**Goal of the exercise**
Write out all of the lines below, exactly and completely.

**Data provided**
..............................

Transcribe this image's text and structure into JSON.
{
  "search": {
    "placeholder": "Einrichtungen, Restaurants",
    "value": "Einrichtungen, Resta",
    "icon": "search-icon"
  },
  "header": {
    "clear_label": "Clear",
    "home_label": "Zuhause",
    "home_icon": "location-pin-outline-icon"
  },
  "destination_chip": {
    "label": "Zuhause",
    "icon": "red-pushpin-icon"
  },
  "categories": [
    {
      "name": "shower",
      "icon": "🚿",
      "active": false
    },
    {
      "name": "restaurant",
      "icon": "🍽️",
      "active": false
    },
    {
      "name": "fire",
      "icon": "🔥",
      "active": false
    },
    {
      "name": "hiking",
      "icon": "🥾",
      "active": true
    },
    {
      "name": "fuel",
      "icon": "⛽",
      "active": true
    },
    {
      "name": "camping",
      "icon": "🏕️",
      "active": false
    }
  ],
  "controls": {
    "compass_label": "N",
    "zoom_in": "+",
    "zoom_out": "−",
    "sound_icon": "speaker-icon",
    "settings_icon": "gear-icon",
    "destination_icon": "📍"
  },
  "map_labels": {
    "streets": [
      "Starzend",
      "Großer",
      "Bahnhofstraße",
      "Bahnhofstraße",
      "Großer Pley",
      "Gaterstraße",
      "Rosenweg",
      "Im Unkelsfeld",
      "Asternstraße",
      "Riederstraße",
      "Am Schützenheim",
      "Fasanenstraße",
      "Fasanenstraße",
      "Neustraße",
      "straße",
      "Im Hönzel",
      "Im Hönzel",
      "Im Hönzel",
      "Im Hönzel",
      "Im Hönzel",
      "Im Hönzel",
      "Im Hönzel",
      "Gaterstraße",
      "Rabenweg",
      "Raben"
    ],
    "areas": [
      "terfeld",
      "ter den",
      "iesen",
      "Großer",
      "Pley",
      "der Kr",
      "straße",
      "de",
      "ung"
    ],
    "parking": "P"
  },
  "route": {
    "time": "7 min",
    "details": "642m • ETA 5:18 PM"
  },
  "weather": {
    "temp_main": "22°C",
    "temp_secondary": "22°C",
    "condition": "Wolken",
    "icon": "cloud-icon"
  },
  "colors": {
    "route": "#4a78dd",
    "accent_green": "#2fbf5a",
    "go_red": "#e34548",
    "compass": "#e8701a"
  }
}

..............................

**Written solution**
Transcribe this image's text and structure into JSON.
{
  "search": {
    "placeholder": "Einrichtungen, Restaurants",
    "value": "Einrichtungen, Resta",
    "icon": "search-icon"
  },
  "header": {
    "clear_label": "Clear",
    "home_label": "Zuhause",
    "home_icon": "location-pin-outline-icon"
  },
  "destination_chip": {
    "label": "Zuhause",
    "icon": "red-pushpin-icon"
  },
  "categories": [
    {
      "name": "shower",
      "icon": "🚿",
      "active": false
    },
    {
      "name": "restaurant",
      "icon": "🍽️",
      "active": false
    },
    {
      "name": "fire",
      "icon": "🔥",
      "active": false
    },
    {
      "name": "hiking",
      "icon": "🥾",
      "active": true
    },
    {
      "name": "fuel",
      "icon": "⛽",
      "active": true
    },
    {
      "name": "camping",
      "icon": "🏕️",
      "active": false
    }
  ],
  "controls": {
    "compass_label": "N",
    "zoom_in": "+",
    "zoom_out": "−",
    "sound_icon": "speaker-icon",
    "settings_icon": "gear-icon",
    "destination_icon": "📍"
  },
  "map_labels": {
    "streets": [
      "Starzend",
      "Großer",
      "Bahnhofstraße",
      "Bahnhofstraße",
      "Großer Pley",
      "Gaterstraße",
      "Rosenweg",
      "Im Unkelsfeld",
      "Asternstraße",
      "Riederstraße",
      "Am Schützenheim",
      "Fasanenstraße",
      "Fasanenstraße",
      "Neustraße",
      "straße",
      "Im Hönzel",
      "Im Hönzel",
      "Im Hönzel",
      "Im Hönzel",
      "Im Hönzel",
      "Im Hönzel",
      "Im Hönzel",
      "Gaterstraße",
      "Rabenweg",
      "Raben"
    ],
    "areas": [
      "terfeld",
      "ter den",
      "iesen",
      "Großer",
      "Pley",
      "der Kr",
      "straße",
      "de",
      "ung"
    ],
    "parking": "P"
  },
  "route": {
    "time": "7 min",
    "details": "642m • ETA 5:18 PM"
  },
  "weather": {
    "temp_main": "22°C",
    "temp_secondary": "22°C",
    "condition": "Wolken",
    "icon": "cloud-icon"
  },
  "colors": {
    "route": "#4a78dd",
    "accent_green": "#2fbf5a",
    "go_red": "#e34548",
    "compass": "#e8701a"
  }
}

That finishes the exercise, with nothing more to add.